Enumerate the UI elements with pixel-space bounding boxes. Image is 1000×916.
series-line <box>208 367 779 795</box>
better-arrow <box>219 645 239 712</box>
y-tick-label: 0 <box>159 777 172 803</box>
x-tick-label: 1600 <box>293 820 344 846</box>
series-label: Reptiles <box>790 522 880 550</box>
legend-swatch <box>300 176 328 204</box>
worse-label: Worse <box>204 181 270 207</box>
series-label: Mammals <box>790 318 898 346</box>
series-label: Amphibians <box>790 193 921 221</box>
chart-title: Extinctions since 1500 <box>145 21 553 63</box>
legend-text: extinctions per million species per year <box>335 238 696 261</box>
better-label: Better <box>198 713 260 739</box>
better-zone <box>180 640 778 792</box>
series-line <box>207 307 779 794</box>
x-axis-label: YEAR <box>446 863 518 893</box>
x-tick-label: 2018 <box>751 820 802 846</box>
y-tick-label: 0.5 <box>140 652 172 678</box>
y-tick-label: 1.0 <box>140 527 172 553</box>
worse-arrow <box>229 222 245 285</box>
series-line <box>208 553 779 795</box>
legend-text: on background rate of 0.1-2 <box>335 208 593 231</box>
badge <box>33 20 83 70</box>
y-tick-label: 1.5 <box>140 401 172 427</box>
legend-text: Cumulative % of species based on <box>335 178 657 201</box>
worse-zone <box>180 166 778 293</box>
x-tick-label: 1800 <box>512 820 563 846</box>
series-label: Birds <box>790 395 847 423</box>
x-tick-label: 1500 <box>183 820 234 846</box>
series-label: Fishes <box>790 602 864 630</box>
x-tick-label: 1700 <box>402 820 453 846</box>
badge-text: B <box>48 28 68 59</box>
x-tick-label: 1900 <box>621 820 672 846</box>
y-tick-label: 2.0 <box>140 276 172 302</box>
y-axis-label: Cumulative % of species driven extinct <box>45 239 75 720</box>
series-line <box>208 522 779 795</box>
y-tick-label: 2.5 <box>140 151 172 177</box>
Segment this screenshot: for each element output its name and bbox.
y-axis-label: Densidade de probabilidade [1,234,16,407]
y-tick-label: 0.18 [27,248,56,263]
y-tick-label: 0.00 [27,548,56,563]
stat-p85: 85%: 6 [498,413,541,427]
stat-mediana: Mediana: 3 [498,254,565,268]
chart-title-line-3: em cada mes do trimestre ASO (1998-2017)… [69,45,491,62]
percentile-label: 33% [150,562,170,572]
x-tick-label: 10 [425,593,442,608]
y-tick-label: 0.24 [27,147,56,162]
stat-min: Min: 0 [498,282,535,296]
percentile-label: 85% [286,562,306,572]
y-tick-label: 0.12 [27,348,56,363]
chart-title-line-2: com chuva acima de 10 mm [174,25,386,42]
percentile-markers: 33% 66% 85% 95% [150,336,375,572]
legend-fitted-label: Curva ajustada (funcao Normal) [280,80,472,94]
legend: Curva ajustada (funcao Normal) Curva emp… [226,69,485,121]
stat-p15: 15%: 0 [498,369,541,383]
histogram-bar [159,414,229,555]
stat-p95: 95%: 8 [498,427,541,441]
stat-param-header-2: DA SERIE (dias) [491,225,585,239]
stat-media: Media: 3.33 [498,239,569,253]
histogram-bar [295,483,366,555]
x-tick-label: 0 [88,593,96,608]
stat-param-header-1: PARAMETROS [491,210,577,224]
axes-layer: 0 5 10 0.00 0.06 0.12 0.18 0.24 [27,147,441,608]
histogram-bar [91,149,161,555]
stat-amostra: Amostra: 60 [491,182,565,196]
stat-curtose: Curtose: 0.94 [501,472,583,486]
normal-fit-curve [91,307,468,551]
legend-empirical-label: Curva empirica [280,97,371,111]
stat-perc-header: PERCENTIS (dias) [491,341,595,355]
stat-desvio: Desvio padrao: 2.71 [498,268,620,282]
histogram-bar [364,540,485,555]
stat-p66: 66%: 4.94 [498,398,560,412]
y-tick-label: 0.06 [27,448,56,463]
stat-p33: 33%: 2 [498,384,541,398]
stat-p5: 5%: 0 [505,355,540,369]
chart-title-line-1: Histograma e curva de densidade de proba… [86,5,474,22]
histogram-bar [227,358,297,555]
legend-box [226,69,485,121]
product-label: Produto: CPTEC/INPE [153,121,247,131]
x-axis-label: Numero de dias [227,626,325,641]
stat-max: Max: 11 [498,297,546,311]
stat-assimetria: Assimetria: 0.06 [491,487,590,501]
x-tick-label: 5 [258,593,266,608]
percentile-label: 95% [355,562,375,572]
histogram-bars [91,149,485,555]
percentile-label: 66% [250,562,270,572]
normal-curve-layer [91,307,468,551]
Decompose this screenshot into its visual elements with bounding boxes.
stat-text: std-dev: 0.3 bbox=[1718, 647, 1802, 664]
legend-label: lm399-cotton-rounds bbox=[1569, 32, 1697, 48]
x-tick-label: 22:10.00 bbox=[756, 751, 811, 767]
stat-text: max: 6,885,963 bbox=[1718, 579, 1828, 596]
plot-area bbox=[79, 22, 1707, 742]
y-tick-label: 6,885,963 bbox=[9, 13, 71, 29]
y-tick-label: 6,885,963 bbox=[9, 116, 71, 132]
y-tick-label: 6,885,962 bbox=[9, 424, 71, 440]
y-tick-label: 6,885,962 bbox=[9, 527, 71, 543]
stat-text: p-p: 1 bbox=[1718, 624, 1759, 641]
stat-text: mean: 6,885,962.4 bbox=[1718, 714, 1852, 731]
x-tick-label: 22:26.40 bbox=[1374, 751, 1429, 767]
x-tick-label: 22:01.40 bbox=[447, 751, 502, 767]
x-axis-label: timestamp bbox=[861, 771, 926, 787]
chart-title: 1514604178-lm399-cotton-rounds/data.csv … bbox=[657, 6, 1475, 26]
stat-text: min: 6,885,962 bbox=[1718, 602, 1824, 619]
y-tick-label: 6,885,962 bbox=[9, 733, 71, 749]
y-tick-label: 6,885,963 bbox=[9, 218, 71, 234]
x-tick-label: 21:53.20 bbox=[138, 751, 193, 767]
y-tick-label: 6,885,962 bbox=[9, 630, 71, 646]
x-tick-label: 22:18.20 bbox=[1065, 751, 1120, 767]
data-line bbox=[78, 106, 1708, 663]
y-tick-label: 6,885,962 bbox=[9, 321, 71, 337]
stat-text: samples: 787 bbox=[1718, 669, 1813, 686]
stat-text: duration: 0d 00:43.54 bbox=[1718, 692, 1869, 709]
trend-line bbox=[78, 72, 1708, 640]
******************************
• **Problem details**:
Reproduce the listing word for word, from its first line through the line that contains "worse-zone <box>180 166 778 293</box>", including that line.

• **Written reply**:
Enumerate the UI elements with pixel-space bounding boxes. Image is 1000×916.
series-line <box>208 367 779 795</box>
better-arrow <box>219 645 239 712</box>
y-tick-label: 0 <box>159 777 172 803</box>
x-tick-label: 1600 <box>293 820 344 846</box>
series-label: Reptiles <box>790 522 880 550</box>
legend-swatch <box>300 176 328 204</box>
worse-label: Worse <box>204 181 270 207</box>
series-label: Mammals <box>790 318 898 346</box>
series-label: Amphibians <box>790 193 921 221</box>
chart-title: Extinctions since 1500 <box>145 21 553 63</box>
legend-text: extinctions per million species per year <box>335 238 696 261</box>
better-label: Better <box>198 713 260 739</box>
better-zone <box>180 640 778 792</box>
series-line <box>207 307 779 794</box>
x-axis-label: YEAR <box>446 863 518 893</box>
x-tick-label: 2018 <box>751 820 802 846</box>
y-tick-label: 0.5 <box>140 652 172 678</box>
y-tick-label: 1.0 <box>140 527 172 553</box>
worse-arrow <box>229 222 245 285</box>
series-line <box>208 553 779 795</box>
legend-text: on background rate of 0.1-2 <box>335 208 593 231</box>
badge <box>33 20 83 70</box>
y-tick-label: 1.5 <box>140 401 172 427</box>
legend-text: Cumulative % of species based on <box>335 178 657 201</box>
worse-zone <box>180 166 778 293</box>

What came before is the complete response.